## [SUPPLIED RECORDS]
-- Opening Marker --

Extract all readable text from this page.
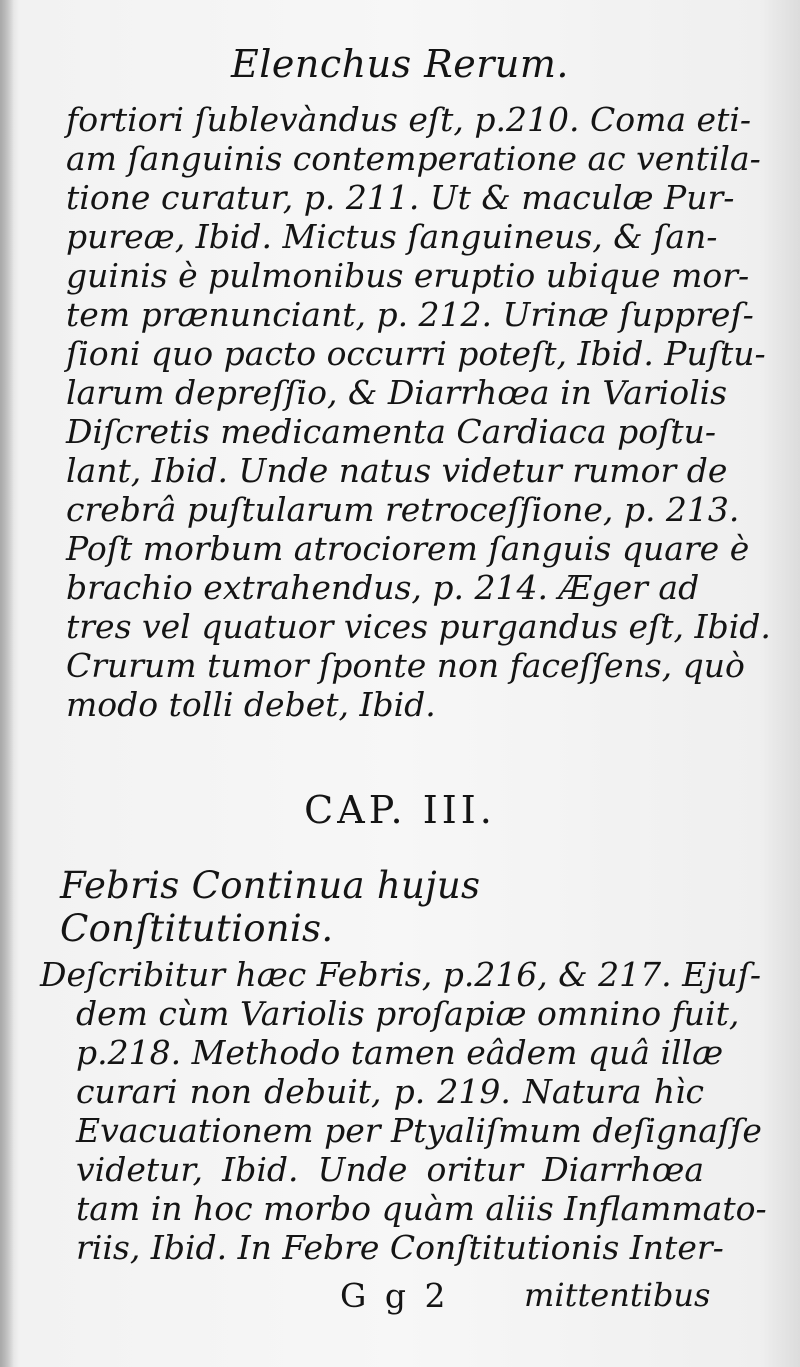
Elenchus Rerum.
fortiori ſublevàndus eſt, p.210. Coma eti-
am ſanguinis contemperatione ac ventila-
tione curatur, p. 211. Ut & maculæ Pur-
pureæ, Ibid. Mictus ſanguineus, & ſan-
guinis è pulmonibus eruptio ubique mor-
tem prænunciant, p. 212. Urinæ ſuppreſ-
ſioni quo pacto occurri poteſt, Ibid. Puſtu-
larum depreſſio, & Diarrhœa in Variolis
Diſcretis medicamenta Cardiaca poſtu-
lant, Ibid. Unde natus videtur rumor de
crebrâ puſtularum retroceſſione, p. 213.
Poſt morbum atrociorem ſanguis quare è
brachio extrahendus, p. 214. Æger ad
tres vel quatuor vices purgandus eſt, Ibid.
Crurum tumor ſponte non faceſſens, quò
modo tolli debet, Ibid.
CAP. III.
Febris Continua hujus Conſtitutionis.
Deſcribitur hæc Febris, p.216, & 217. Ejuſ-
dem cùm Variolis proſapiæ omnino fuit,
p.218. Methodo tamen eâdem quâ illæ
curari non debuit, p. 219. Natura hìc
Evacuationem per Ptyaliſmum deſignaſſe
videtur, Ibid. Unde oritur Diarrhœa
tam in hoc morbo quàm aliis Inflammato-
riis, Ibid. In Febre Conſtitutionis Inter-
G g 2 mittentibus
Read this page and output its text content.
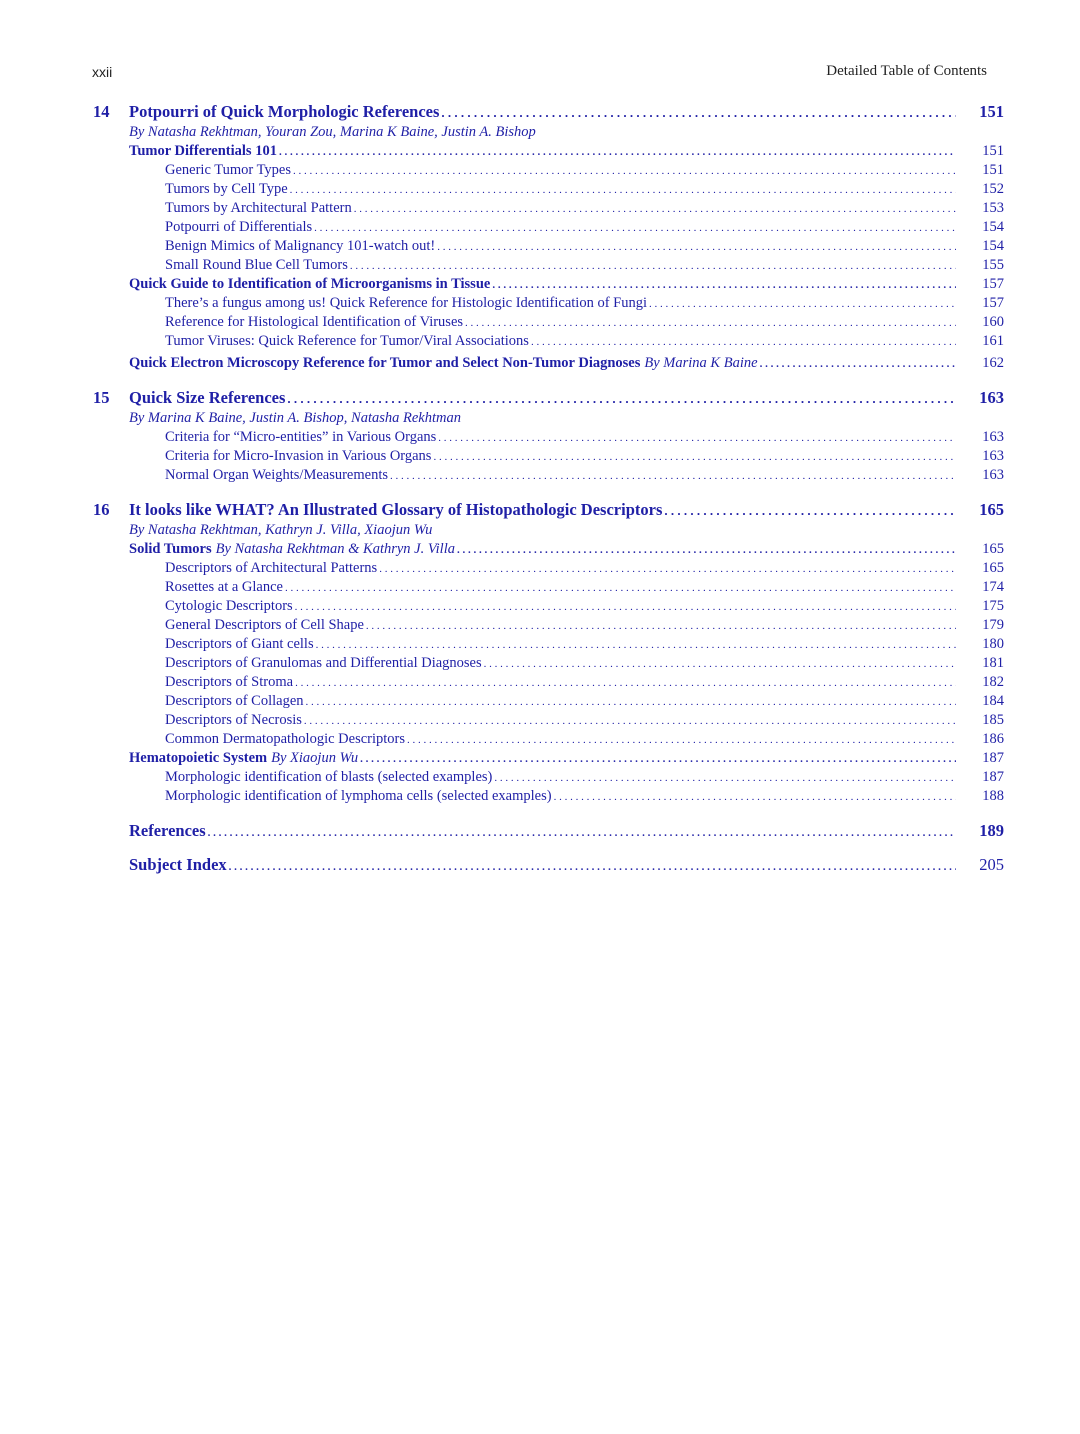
xxii	Detailed Table of Contents
14	Potpourri of Quick Morphologic References . . .	151
By Natasha Rekhtman, Youran Zou, Marina K Baine, Justin A. Bishop
Tumor Differentials 101 . . .	151
Generic Tumor Types . . .	151
Tumors by Cell Type . . .	152
Tumors by Architectural Pattern . . .	153
Potpourri of Differentials . . .	154
Benign Mimics of Malignancy 101-watch out! . . .	154
Small Round Blue Cell Tumors . . .	155
Quick Guide to Identification of Microorganisms in Tissue . . .	157
There’s a fungus among us! Quick Reference for Histologic Identification of Fungi . . .	157
Reference for Histological Identification of Viruses . . .	160
Tumor Viruses: Quick Reference for Tumor/Viral Associations . . .	161
Quick Electron Microscopy Reference for Tumor and Select Non-Tumor Diagnoses By Marina K Baine . . .	162
15	Quick Size References . . .	163
By Marina K Baine, Justin A. Bishop, Natasha Rekhtman
Criteria for “Micro-entities” in Various Organs . . .	163
Criteria for Micro-Invasion in Various Organs . . .	163
Normal Organ Weights/Measurements . . .	163
16	It looks like WHAT? An Illustrated Glossary of Histopathologic Descriptors . . .	165
By Natasha Rekhtman, Kathryn J. Villa, Xiaojun Wu
Solid Tumors By Natasha Rekhtman & Kathryn J. Villa . . .	165
Descriptors of Architectural Patterns . . .	165
Rosettes at a Glance . . .	174
Cytologic Descriptors . . .	175
General Descriptors of Cell Shape . . .	179
Descriptors of Giant cells . . .	180
Descriptors of Granulomas and Differential Diagnoses . . .	181
Descriptors of Stroma . . .	182
Descriptors of Collagen . . .	184
Descriptors of Necrosis . . .	185
Common Dermatopathologic Descriptors . . .	186
Hematopoietic System By Xiaojun Wu . . .	187
Morphologic identification of blasts (selected examples) . . .	187
Morphologic identification of lymphoma cells (selected examples) . . .	188
References . . .	189
Subject Index . . .	205
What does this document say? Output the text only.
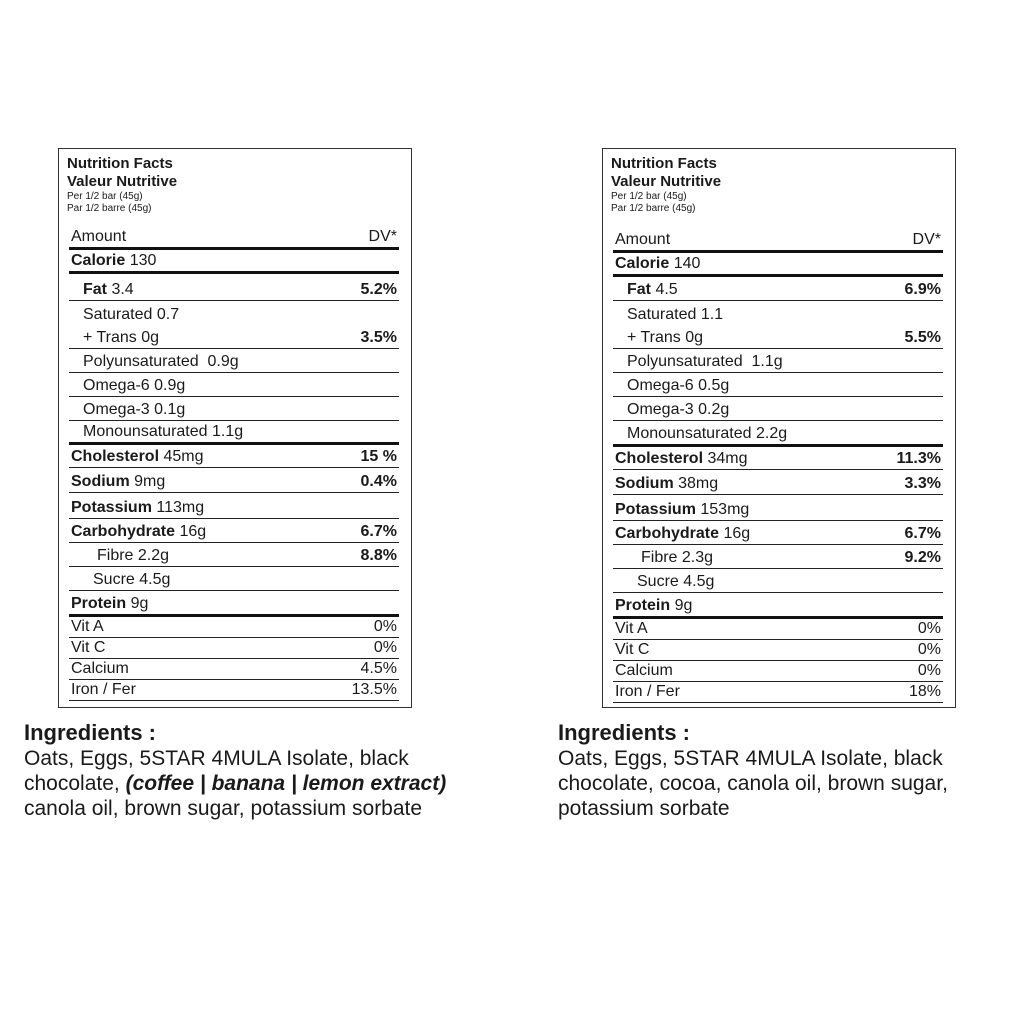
Nutrition Facts
Valeur Nutritive
Per 1/2 bar (45g)
Par 1/2 barre (45g)
Amount	DV*
Calorie 130
Fat 3.4	5.2%
Saturated 0.7
+ Trans 0g	3.5%
Polyunsaturated 0.9g
Omega-6 0.9g
Omega-3 0.1g
Monounsaturated 1.1g
Cholesterol 45mg	15 %
Sodium 9mg	0.4%
Potassium 113mg
Carbohydrate 16g	6.7%
Fibre 2.2g	8.8%
Sucre 4.5g
Protein 9g
Vit A	0%
Vit C	0%
Calcium	4.5%
Iron / Fer	13.5%
Ingredients :
Oats, Eggs, 5STAR 4MULA Isolate, black chocolate, (coffee | banana | lemon extract) canola oil, brown sugar, potassium sorbate
Nutrition Facts
Valeur Nutritive
Per 1/2 bar (45g)
Par 1/2 barre (45g)
Amount	DV*
Calorie 140
Fat 4.5	6.9%
Saturated 1.1
+ Trans 0g	5.5%
Polyunsaturated 1.1g
Omega-6 0.5g
Omega-3 0.2g
Monounsaturated 2.2g
Cholesterol 34mg	11.3%
Sodium 38mg	3.3%
Potassium 153mg
Carbohydrate 16g	6.7%
Fibre 2.3g	9.2%
Sucre 4.5g
Protein 9g
Vit A	0%
Vit C	0%
Calcium	0%
Iron / Fer	18%
Ingredients :
Oats, Eggs, 5STAR 4MULA Isolate, black chocolate, cocoa, canola oil, brown sugar, potassium sorbate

-- Closing Marker --

## [EXERCISE GOAL]
Your task is to transcribe exactly the lines from the one containing "What does this" through the final line of the entries above, pictures excluded.

## [WRITTEN RESPONSE]
What does this document say? Output the text only.
Nutrition Facts
Valeur Nutritive
Per 1/2 bar (45g)
Par 1/2 barre (45g)
Amount	DV*
Calorie 130
Fat 3.4	5.2%
Saturated 0.7
+ Trans 0g	3.5%
Polyunsaturated 0.9g
Omega-6 0.9g
Omega-3 0.1g
Monounsaturated 1.1g
Cholesterol 45mg	15 %
Sodium 9mg	0.4%
Potassium 113mg
Carbohydrate 16g	6.7%
Fibre 2.2g	8.8%
Sucre 4.5g
Protein 9g
Vit A	0%
Vit C	0%
Calcium	4.5%
Iron / Fer	13.5%
Ingredients :
Oats, Eggs, 5STAR 4MULA Isolate, black chocolate, (coffee | banana | lemon extract) canola oil, brown sugar, potassium sorbate
Nutrition Facts
Valeur Nutritive
Per 1/2 bar (45g)
Par 1/2 barre (45g)
Amount	DV*
Calorie 140
Fat 4.5	6.9%
Saturated 1.1
+ Trans 0g	5.5%
Polyunsaturated 1.1g
Omega-6 0.5g
Omega-3 0.2g
Monounsaturated 2.2g
Cholesterol 34mg	11.3%
Sodium 38mg	3.3%
Potassium 153mg
Carbohydrate 16g	6.7%
Fibre 2.3g	9.2%
Sucre 4.5g
Protein 9g
Vit A	0%
Vit C	0%
Calcium	0%
Iron / Fer	18%
Ingredients :
Oats, Eggs, 5STAR 4MULA Isolate, black chocolate, cocoa, canola oil, brown sugar, potassium sorbate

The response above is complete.